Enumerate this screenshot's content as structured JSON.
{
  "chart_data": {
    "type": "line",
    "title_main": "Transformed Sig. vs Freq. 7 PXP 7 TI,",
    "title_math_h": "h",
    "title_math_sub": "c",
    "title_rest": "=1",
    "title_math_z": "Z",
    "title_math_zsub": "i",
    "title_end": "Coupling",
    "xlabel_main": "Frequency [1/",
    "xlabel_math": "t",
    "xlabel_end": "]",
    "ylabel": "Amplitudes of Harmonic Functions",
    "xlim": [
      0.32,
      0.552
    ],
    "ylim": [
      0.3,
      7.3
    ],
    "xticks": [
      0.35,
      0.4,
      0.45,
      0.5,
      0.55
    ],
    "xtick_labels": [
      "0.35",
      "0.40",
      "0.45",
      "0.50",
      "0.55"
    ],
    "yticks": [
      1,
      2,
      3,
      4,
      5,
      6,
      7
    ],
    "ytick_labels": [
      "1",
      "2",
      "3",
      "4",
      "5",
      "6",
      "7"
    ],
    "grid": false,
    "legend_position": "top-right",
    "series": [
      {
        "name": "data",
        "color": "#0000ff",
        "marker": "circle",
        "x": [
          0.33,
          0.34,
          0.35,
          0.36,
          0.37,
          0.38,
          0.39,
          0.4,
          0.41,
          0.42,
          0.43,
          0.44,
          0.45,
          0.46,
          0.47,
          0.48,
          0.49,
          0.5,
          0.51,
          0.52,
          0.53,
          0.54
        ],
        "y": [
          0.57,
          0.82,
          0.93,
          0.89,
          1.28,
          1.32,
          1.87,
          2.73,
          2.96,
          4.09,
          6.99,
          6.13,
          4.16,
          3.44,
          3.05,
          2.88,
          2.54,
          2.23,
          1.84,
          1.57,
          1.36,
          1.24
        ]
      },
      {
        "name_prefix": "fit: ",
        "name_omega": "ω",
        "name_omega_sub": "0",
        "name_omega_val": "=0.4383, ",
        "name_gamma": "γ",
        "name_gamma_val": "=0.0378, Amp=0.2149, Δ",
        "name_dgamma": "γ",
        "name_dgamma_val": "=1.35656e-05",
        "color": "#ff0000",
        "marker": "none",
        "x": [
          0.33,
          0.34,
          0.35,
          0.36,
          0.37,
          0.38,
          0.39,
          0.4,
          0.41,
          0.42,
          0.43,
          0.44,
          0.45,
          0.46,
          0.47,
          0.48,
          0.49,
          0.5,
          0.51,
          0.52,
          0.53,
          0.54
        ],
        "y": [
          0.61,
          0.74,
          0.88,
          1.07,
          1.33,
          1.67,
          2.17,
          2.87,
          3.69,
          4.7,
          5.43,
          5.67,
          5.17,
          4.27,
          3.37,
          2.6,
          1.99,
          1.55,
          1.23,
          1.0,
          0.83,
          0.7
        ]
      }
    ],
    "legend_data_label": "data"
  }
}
★ ★ ★
What you are asked to do
Retype the material in full, character for character.

Full solution
Enumerate this screenshot's content as structured JSON.
{
  "chart_data": {
    "type": "line",
    "title_main": "Transformed Sig. vs Freq. 7 PXP 7 TI,",
    "title_math_h": "h",
    "title_math_sub": "c",
    "title_rest": "=1",
    "title_math_z": "Z",
    "title_math_zsub": "i",
    "title_end": "Coupling",
    "xlabel_main": "Frequency [1/",
    "xlabel_math": "t",
    "xlabel_end": "]",
    "ylabel": "Amplitudes of Harmonic Functions",
    "xlim": [
      0.32,
      0.552
    ],
    "ylim": [
      0.3,
      7.3
    ],
    "xticks": [
      0.35,
      0.4,
      0.45,
      0.5,
      0.55
    ],
    "xtick_labels": [
      "0.35",
      "0.40",
      "0.45",
      "0.50",
      "0.55"
    ],
    "yticks": [
      1,
      2,
      3,
      4,
      5,
      6,
      7
    ],
    "ytick_labels": [
      "1",
      "2",
      "3",
      "4",
      "5",
      "6",
      "7"
    ],
    "grid": false,
    "legend_position": "top-right",
    "series": [
      {
        "name": "data",
        "color": "#0000ff",
        "marker": "circle",
        "x": [
          0.33,
          0.34,
          0.35,
          0.36,
          0.37,
          0.38,
          0.39,
          0.4,
          0.41,
          0.42,
          0.43,
          0.44,
          0.45,
          0.46,
          0.47,
          0.48,
          0.49,
          0.5,
          0.51,
          0.52,
          0.53,
          0.54
        ],
        "y": [
          0.57,
          0.82,
          0.93,
          0.89,
          1.28,
          1.32,
          1.87,
          2.73,
          2.96,
          4.09,
          6.99,
          6.13,
          4.16,
          3.44,
          3.05,
          2.88,
          2.54,
          2.23,
          1.84,
          1.57,
          1.36,
          1.24
        ]
      },
      {
        "name_prefix": "fit: ",
        "name_omega": "ω",
        "name_omega_sub": "0",
        "name_omega_val": "=0.4383, ",
        "name_gamma": "γ",
        "name_gamma_val": "=0.0378, Amp=0.2149, Δ",
        "name_dgamma": "γ",
        "name_dgamma_val": "=1.35656e-05",
        "color": "#ff0000",
        "marker": "none",
        "x": [
          0.33,
          0.34,
          0.35,
          0.36,
          0.37,
          0.38,
          0.39,
          0.4,
          0.41,
          0.42,
          0.43,
          0.44,
          0.45,
          0.46,
          0.47,
          0.48,
          0.49,
          0.5,
          0.51,
          0.52,
          0.53,
          0.54
        ],
        "y": [
          0.61,
          0.74,
          0.88,
          1.07,
          1.33,
          1.67,
          2.17,
          2.87,
          3.69,
          4.7,
          5.43,
          5.67,
          5.17,
          4.27,
          3.37,
          2.6,
          1.99,
          1.55,
          1.23,
          1.0,
          0.83,
          0.7
        ]
      }
    ],
    "legend_data_label": "data"
  }
}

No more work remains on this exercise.